Your assignment: Your task is to output the entries below word for word.

Top of Material provided

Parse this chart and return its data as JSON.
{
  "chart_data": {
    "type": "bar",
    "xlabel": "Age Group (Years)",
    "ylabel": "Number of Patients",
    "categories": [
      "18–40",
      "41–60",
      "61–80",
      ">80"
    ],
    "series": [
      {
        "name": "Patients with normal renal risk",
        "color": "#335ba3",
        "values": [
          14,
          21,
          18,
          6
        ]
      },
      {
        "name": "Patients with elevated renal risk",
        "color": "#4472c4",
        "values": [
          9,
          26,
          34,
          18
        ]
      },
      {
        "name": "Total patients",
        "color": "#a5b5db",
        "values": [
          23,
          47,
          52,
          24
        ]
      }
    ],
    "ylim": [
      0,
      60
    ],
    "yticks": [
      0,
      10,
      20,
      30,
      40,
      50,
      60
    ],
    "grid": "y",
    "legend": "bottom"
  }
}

Bottom of Material provided

Response to this exercise:
Parse this chart and return its data as JSON.
{
  "chart_data": {
    "type": "bar",
    "xlabel": "Age Group (Years)",
    "ylabel": "Number of Patients",
    "categories": [
      "18–40",
      "41–60",
      "61–80",
      ">80"
    ],
    "series": [
      {
        "name": "Patients with normal renal risk",
        "color": "#335ba3",
        "values": [
          14,
          21,
          18,
          6
        ]
      },
      {
        "name": "Patients with elevated renal risk",
        "color": "#4472c4",
        "values": [
          9,
          26,
          34,
          18
        ]
      },
      {
        "name": "Total patients",
        "color": "#a5b5db",
        "values": [
          23,
          47,
          52,
          24
        ]
      }
    ],
    "ylim": [
      0,
      60
    ],
    "yticks": [
      0,
      10,
      20,
      30,
      40,
      50,
      60
    ],
    "grid": "y",
    "legend": "bottom"
  }
}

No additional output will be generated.